[Required task]: Using the listing below, select the lines with the word "measure" and copy them.

[Material for this exercise]:
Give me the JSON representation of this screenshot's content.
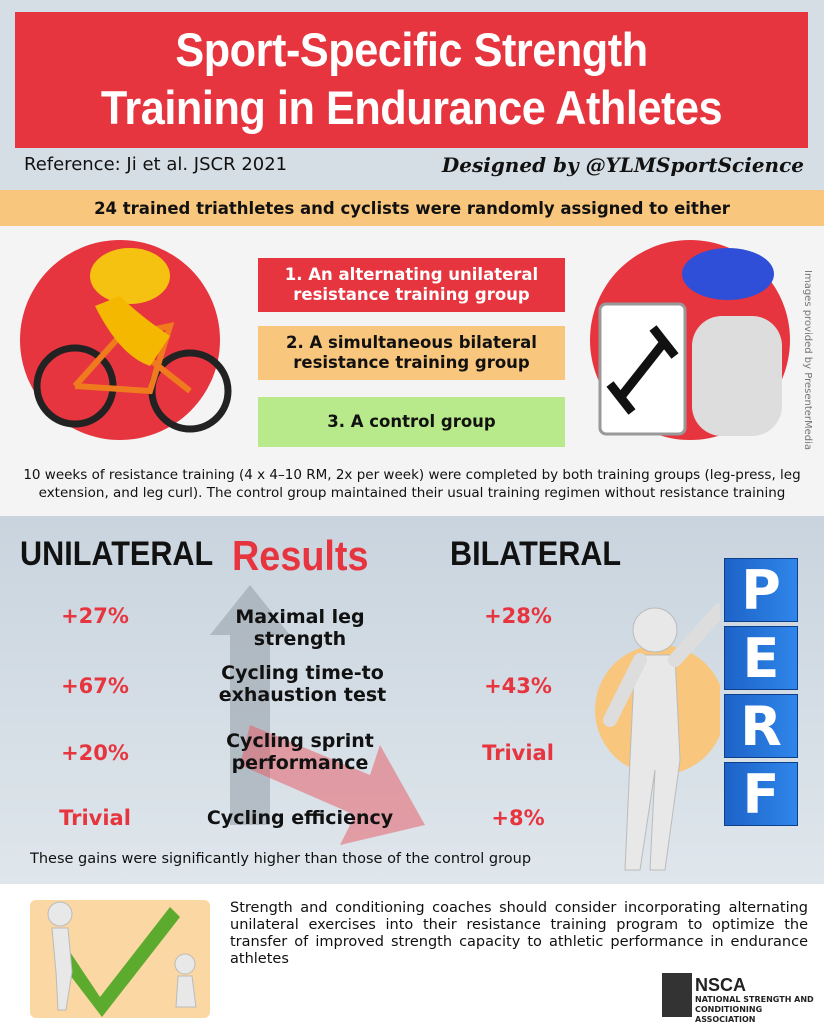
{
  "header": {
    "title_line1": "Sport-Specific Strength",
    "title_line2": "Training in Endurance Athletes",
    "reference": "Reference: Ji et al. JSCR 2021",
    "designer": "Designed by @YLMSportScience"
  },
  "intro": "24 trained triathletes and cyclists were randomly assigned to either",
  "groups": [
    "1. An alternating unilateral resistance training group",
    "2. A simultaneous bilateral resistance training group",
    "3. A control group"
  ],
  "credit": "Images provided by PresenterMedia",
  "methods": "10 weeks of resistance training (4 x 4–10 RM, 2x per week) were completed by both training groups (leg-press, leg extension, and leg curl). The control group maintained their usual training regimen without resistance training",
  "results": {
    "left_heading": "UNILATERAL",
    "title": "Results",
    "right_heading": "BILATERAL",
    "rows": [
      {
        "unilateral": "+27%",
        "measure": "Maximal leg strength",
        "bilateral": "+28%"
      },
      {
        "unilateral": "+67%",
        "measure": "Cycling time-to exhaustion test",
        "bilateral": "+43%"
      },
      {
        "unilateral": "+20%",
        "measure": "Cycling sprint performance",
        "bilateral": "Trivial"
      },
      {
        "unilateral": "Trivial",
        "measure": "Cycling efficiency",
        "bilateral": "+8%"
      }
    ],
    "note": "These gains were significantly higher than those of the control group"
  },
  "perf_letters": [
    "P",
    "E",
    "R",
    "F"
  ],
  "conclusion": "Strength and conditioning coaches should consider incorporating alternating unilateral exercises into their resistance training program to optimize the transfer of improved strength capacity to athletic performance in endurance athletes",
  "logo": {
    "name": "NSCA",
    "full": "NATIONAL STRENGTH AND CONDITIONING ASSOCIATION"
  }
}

[Result for this exercise]:
        "measure": "Maximal leg strength",
        "measure": "Cycling time-to exhaustion test",
        "measure": "Cycling sprint performance",
        "measure": "Cycling efficiency",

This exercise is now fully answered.